Directions for this task:
Copy each line that has the string "utilise" somewhere in it.

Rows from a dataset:
--*--

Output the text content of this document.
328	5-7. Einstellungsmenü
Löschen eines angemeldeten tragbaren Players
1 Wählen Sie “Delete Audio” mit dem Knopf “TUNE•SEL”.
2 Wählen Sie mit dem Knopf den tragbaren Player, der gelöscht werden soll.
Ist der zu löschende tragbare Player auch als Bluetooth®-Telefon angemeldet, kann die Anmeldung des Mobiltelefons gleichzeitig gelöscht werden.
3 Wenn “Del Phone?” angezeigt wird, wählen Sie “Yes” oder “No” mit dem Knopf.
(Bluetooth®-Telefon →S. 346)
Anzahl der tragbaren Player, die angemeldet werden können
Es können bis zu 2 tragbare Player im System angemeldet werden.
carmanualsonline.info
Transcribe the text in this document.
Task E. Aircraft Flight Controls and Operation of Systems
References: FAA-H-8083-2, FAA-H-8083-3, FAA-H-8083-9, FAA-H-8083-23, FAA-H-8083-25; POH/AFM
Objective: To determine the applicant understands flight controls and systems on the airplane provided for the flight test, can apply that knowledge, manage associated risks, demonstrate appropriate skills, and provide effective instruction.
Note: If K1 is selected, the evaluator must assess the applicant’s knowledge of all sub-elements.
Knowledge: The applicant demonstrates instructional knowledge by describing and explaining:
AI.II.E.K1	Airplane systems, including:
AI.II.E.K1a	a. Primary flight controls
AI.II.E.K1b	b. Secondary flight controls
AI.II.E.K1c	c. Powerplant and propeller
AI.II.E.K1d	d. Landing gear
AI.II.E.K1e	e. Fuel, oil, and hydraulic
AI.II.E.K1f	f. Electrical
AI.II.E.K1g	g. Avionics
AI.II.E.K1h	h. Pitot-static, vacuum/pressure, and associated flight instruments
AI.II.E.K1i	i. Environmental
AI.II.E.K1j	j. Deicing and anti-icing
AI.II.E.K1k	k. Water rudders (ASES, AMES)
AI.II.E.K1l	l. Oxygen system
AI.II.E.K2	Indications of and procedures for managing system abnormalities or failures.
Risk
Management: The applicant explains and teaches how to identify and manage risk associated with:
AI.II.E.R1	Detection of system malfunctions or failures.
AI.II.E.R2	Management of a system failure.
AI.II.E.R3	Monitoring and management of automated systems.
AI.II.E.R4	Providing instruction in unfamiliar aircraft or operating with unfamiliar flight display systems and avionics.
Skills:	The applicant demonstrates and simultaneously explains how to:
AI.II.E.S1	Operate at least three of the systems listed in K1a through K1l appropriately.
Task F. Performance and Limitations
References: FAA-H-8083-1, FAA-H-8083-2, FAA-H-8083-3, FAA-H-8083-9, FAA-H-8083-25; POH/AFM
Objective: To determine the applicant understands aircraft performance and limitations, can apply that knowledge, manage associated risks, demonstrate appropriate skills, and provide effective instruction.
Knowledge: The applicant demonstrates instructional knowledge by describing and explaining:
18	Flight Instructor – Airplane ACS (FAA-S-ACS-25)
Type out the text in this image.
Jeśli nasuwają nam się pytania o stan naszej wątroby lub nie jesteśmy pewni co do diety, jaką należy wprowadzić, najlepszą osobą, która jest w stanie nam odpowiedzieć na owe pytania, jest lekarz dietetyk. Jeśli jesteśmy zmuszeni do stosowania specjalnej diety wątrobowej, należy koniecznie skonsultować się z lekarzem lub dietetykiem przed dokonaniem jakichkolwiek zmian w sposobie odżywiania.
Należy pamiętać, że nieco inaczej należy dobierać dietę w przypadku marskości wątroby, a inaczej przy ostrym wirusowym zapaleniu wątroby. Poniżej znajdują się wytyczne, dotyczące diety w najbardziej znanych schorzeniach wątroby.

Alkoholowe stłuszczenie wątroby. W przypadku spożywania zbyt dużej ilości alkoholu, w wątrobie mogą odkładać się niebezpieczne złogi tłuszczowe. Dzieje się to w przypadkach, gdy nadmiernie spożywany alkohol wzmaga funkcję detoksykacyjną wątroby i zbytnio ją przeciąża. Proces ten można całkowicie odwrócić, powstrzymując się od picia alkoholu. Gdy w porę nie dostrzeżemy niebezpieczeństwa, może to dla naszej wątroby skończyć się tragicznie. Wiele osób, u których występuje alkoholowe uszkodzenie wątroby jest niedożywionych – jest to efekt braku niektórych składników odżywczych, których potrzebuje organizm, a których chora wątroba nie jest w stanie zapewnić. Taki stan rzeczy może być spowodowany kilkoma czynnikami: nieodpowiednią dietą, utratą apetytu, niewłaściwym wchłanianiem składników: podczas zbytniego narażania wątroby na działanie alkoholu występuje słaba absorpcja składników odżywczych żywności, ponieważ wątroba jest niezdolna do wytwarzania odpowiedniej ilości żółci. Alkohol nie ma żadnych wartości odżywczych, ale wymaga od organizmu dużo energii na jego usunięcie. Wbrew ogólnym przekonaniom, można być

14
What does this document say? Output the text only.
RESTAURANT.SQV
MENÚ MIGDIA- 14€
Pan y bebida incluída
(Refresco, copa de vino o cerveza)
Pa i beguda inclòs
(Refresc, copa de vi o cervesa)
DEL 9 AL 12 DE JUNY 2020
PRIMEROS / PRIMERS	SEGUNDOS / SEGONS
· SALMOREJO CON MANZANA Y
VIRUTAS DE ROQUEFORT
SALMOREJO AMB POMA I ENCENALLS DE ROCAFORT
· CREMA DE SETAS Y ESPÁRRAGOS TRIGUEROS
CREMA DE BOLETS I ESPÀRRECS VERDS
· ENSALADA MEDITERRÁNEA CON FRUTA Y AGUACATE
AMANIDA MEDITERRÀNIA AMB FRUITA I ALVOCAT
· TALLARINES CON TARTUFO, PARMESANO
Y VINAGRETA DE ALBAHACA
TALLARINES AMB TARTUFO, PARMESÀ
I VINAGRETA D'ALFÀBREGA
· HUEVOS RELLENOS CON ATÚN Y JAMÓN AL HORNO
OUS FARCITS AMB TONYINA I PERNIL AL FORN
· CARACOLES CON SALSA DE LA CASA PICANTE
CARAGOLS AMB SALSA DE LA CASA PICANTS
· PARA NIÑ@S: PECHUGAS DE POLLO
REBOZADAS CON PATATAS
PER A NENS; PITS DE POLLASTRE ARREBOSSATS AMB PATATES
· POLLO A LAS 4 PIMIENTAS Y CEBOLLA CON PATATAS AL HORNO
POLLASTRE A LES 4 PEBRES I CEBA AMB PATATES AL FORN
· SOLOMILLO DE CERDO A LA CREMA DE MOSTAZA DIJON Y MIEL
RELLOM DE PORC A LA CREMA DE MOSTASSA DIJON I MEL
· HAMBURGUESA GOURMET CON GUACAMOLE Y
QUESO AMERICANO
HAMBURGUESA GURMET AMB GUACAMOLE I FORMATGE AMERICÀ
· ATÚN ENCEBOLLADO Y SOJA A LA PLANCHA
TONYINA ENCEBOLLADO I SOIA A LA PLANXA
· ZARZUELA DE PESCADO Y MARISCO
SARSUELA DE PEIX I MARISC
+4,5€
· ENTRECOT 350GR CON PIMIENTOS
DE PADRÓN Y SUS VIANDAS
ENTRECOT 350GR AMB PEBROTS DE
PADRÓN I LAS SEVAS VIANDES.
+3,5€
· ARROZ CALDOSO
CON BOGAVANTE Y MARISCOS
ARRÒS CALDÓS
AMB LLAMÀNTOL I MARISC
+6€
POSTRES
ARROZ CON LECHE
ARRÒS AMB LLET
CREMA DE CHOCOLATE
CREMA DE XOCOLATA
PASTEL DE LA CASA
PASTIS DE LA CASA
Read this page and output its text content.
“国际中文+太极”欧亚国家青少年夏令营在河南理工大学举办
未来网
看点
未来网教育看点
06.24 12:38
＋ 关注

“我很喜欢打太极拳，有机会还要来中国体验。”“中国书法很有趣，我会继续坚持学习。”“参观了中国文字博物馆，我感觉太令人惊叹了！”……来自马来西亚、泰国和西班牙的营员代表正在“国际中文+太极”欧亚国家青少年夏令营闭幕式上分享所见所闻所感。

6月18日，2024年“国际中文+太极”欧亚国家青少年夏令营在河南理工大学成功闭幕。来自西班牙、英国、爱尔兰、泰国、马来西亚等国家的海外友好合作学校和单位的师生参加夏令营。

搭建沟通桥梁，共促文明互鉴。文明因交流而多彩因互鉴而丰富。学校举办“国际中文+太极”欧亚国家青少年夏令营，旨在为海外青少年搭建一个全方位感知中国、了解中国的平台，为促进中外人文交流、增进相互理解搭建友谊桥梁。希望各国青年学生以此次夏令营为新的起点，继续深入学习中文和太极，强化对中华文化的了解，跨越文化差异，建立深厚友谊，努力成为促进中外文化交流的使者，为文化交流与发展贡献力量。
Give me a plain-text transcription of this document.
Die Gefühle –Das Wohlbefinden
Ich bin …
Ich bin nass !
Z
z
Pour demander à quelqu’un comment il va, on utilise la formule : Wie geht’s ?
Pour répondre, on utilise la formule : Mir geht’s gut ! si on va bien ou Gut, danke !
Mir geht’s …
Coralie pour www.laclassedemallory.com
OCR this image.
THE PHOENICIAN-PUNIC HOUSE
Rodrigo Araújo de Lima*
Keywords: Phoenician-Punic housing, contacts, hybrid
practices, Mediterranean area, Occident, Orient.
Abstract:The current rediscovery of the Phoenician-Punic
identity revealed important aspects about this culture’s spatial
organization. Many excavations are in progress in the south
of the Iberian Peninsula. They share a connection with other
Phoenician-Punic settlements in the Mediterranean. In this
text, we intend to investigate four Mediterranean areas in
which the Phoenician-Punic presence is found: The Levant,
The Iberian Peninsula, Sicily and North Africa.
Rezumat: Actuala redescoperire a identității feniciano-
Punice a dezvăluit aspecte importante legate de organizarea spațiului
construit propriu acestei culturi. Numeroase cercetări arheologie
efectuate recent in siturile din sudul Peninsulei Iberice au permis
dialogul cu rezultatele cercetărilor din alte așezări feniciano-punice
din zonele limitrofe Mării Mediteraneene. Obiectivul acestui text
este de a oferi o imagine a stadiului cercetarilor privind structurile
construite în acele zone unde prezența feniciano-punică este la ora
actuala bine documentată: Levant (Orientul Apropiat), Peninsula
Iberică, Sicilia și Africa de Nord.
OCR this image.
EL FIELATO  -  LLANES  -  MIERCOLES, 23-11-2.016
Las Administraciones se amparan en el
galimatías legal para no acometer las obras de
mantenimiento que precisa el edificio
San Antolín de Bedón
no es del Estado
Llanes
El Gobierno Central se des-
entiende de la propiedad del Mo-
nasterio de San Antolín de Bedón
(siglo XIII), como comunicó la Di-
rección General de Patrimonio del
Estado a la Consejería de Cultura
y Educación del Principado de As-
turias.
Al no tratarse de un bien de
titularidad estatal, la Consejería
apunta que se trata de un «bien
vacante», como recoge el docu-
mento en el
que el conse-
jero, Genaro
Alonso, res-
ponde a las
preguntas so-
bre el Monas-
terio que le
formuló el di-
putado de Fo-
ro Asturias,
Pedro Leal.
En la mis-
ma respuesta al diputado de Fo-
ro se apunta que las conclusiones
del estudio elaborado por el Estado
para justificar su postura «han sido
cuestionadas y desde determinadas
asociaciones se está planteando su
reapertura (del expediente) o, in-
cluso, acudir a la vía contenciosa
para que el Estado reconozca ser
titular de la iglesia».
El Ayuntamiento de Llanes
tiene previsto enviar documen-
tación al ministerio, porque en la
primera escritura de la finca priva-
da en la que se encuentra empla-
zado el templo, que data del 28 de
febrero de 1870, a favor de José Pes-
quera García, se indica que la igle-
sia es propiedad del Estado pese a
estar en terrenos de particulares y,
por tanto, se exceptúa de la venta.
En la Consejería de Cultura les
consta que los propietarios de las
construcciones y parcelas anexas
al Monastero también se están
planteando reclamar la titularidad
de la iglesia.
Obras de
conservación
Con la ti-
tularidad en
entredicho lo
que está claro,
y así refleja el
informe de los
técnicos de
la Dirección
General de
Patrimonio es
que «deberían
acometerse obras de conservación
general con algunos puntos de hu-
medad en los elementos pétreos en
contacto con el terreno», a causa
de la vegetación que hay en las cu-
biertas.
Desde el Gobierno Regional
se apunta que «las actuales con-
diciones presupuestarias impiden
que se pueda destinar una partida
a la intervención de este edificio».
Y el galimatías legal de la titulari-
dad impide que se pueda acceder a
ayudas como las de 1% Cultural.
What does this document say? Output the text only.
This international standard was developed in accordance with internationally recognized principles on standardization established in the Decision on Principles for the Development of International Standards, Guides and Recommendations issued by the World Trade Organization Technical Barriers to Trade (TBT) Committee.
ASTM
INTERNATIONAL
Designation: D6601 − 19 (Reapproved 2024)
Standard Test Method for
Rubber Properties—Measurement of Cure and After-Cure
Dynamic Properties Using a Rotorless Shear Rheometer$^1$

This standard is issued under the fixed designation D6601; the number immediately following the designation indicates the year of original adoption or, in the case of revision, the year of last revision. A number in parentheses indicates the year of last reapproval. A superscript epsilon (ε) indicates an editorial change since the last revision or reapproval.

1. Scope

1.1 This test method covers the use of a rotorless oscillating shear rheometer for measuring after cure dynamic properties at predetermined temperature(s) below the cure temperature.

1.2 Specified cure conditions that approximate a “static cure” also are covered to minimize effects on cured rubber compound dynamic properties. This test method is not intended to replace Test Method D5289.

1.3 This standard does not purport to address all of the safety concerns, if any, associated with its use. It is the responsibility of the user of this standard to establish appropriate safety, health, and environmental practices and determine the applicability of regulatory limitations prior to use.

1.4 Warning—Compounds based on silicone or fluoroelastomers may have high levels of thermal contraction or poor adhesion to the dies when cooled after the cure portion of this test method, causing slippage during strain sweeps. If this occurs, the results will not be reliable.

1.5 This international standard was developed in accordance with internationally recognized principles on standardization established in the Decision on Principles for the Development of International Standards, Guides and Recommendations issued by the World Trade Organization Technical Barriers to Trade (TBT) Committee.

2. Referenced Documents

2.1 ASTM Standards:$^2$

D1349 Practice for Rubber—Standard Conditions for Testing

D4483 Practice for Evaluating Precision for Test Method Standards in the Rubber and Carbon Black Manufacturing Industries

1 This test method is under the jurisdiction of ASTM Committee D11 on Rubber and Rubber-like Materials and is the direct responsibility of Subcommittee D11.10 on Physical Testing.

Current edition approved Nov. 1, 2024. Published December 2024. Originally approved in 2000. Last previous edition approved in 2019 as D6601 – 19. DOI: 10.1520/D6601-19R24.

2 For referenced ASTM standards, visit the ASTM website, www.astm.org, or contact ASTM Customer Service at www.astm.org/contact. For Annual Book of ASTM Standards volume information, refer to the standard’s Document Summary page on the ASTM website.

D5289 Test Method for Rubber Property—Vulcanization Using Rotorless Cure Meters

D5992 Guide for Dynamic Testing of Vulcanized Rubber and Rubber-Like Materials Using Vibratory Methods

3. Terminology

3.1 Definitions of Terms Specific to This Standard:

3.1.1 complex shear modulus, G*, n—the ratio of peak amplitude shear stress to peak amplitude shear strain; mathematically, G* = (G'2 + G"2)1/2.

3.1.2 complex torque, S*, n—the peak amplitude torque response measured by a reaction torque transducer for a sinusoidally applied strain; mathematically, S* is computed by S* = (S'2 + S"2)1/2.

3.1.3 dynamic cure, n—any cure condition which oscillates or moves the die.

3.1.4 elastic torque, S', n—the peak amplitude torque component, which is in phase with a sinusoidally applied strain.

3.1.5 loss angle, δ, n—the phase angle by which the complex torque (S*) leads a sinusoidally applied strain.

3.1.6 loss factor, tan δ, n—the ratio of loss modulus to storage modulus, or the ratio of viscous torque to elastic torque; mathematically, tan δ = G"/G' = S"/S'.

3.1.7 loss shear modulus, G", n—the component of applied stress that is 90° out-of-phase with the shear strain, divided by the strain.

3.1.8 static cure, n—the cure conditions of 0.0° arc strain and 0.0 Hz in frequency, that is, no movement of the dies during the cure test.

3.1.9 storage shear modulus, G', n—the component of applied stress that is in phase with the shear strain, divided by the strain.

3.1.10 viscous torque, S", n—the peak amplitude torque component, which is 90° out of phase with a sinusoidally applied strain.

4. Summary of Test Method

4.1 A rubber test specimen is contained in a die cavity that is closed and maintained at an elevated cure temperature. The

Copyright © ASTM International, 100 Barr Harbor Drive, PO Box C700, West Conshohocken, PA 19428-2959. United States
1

--*--

Reply to the exercise:
Pour demander à quelqu’un comment il va, on utilise la formule : Wie geht’s ?
Pour répondre, on utilise la formule : Mir geht’s gut ! si on va bien ou Gut, danke !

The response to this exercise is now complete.